Continue the article on tax deductions, starting right after its last sentence.

*** Passage provided ***

10 Ways to Make Use of Tax Deductions

There are many tax deductions that exist, and not many people are aware of them. Here are ten tax deductions you can explore to see if you qualify for them and if you do, embrace them as it can make significant differences in your refunds.

  • State Sales Tax

By using the IRS’ calculator, you can get an estimate of how much you can deduct from your state and local sales taxes. 

  • Reinvested Dividends

When you reinvest in mutual funds, you’ll automatically have dividends. Include it in your cost basis. While this isn’t exactly a deduction, it can definitely reduce your overall tax liability. Through this method, when you sell your shares, you reduce the overall taxable capital gain.

  • Charitable Contributions

Out-of-pocket charitable contributions are tax-deductible, too, not just big donations. The next time you purchase canned food to be donated to a shelter or buy ingredients to bake cakes for a charity bake sale, keep track of these receipts as you can add up your charitable expenses. You can use a tax return calculator to see how much you’ve accumulated in charitable deductions. 

  • Interest Accumulated on Student Loans

You can take the deduction for a student loan if you’re servicing the loan yourself, i.e., you’re the one obligated to pay. The IRS states that if someone else pays for your student loan, then it’s viewed as you were given the money, and in that right, you’re not eligible for a deduction. The person paying the loan is eligible.

  • Child and Dependent Care

You can claim up to $6,000 of applicable expenses under the Child and Dependent Care Tax Credit.

  • Tax Credit on Earned Income

EITC, or Earned Income Tax Credit, helps families who have low to moderate-income levels. This tax benefit greatly benefits families with children. If you have three or more kids, you can claim a credit of up to $6,557.

*** Dataset content ***

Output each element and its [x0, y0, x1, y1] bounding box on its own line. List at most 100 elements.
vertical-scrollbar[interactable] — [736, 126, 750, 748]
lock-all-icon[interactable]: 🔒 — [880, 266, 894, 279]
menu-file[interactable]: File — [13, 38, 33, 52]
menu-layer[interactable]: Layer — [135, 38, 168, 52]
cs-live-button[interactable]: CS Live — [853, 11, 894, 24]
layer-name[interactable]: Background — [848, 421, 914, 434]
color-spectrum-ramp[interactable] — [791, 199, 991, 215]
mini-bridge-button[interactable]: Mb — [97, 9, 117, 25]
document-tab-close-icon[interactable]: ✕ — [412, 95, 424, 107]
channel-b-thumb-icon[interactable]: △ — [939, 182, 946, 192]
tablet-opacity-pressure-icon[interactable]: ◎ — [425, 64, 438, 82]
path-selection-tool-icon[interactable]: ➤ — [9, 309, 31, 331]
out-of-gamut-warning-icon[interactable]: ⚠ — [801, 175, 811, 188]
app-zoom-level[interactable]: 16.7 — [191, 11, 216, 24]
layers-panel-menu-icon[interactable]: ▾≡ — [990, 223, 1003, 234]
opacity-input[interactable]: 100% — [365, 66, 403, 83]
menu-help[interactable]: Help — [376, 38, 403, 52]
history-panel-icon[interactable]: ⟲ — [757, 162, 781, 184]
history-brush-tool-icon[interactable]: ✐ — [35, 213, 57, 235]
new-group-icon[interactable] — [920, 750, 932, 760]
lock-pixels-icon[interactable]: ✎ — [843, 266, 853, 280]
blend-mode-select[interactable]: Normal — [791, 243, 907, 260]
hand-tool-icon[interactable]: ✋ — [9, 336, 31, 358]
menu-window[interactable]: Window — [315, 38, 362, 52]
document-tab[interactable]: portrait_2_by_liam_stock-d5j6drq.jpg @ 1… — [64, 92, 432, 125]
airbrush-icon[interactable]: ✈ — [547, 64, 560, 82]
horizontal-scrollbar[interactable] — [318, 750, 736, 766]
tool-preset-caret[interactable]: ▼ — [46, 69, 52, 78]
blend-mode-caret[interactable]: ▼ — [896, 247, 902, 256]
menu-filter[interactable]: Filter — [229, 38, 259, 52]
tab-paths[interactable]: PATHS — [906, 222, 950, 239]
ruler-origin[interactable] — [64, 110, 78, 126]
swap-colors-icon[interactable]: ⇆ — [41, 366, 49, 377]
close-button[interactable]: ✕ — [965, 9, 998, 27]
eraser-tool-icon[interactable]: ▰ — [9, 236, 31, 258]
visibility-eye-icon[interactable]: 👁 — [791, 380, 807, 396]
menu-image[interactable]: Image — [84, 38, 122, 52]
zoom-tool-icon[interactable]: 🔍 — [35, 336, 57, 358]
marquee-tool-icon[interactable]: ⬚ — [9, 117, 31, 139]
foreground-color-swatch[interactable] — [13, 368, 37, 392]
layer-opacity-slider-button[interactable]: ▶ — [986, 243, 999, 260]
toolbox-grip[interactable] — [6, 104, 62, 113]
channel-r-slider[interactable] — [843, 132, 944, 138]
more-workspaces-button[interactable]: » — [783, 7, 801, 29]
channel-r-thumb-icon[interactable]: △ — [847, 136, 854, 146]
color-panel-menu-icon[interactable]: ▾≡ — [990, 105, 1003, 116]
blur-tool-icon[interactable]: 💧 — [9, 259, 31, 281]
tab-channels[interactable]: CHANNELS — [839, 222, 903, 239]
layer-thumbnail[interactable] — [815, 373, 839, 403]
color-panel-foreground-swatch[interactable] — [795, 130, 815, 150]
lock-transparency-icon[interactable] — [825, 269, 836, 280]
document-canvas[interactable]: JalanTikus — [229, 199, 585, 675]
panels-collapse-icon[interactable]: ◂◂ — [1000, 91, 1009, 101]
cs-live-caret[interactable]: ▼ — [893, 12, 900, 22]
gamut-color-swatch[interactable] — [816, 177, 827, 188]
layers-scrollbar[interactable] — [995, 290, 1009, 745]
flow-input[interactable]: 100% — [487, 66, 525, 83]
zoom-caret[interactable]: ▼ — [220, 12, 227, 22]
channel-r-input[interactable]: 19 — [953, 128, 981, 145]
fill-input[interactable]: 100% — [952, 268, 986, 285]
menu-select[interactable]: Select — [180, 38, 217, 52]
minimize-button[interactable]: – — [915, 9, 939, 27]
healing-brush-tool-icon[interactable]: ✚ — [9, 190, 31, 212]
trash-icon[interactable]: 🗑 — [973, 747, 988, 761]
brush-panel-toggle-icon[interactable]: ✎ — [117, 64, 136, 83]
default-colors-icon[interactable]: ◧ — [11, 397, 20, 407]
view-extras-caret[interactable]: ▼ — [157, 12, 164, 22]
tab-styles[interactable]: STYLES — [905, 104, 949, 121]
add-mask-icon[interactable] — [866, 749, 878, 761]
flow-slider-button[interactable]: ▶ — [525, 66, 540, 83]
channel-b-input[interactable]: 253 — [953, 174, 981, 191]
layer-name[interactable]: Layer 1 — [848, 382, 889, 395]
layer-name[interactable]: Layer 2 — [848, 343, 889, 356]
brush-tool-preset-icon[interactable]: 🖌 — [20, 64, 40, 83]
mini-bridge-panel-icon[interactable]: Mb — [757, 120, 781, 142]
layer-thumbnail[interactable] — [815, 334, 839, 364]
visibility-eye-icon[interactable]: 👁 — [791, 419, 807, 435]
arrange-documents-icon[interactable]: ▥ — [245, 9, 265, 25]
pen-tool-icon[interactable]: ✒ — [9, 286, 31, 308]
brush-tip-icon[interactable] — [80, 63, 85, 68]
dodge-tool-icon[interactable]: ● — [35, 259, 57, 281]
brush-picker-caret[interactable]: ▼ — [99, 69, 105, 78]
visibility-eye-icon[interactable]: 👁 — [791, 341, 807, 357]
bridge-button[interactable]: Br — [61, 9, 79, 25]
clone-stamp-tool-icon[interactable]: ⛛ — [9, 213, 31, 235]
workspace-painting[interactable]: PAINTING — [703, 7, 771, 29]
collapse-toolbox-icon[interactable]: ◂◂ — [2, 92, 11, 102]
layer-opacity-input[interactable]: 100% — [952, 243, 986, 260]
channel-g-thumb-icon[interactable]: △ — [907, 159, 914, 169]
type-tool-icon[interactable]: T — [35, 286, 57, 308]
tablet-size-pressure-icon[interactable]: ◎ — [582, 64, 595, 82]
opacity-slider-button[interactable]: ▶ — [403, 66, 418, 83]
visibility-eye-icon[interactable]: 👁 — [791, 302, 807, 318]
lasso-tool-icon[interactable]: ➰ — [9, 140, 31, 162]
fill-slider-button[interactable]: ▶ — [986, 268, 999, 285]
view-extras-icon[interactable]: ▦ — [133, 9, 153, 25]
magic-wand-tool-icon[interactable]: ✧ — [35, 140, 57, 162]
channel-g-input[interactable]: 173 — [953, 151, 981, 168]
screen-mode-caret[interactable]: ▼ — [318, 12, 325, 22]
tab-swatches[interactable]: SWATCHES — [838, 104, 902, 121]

***

» **Answer to the problem**:
  • State Income Tax

This is the tax that was paid on last year’s return. If you paid money on your state income tax return last year, this means you can add that to any other state income tax and use it as an itemized deduction up to $10,000. 

  • Jury Duty

If you were on jury duty, you could claim this on your taxes. If your company paid you while you were on jury duty, but you were required to hand over your jury duty pay given by the court, you’re eligible to claim this amount as an adjustment to the income.

  • Medical Miles

While medical expenses are subjected to an overall AGI threshold, you can check what the qualifying reimbursements are if you made any payments for medical bills. Check what the threshold is when filing your taxes to see if you’re eligible.  

  • Charity Miles

Charity miles are fully deductible at 14 cents per mile as of 2019. If, for instance, you drove 60 miles each week to volunteer at your local charity, that is an additional $436.80 deduction.

  • 52 weeks/year x 60 miles/week = 3,120 miles you drove in a year
  • 3,120 miles x $0.14/mile = $436.80

As always, it’s always good to keep records of payments you made, contributions, as well as your deductions when filing your taxes. All it takes is a folder to keep your receipts, an excel sheet to key in your expenses and income, as well as a calculator.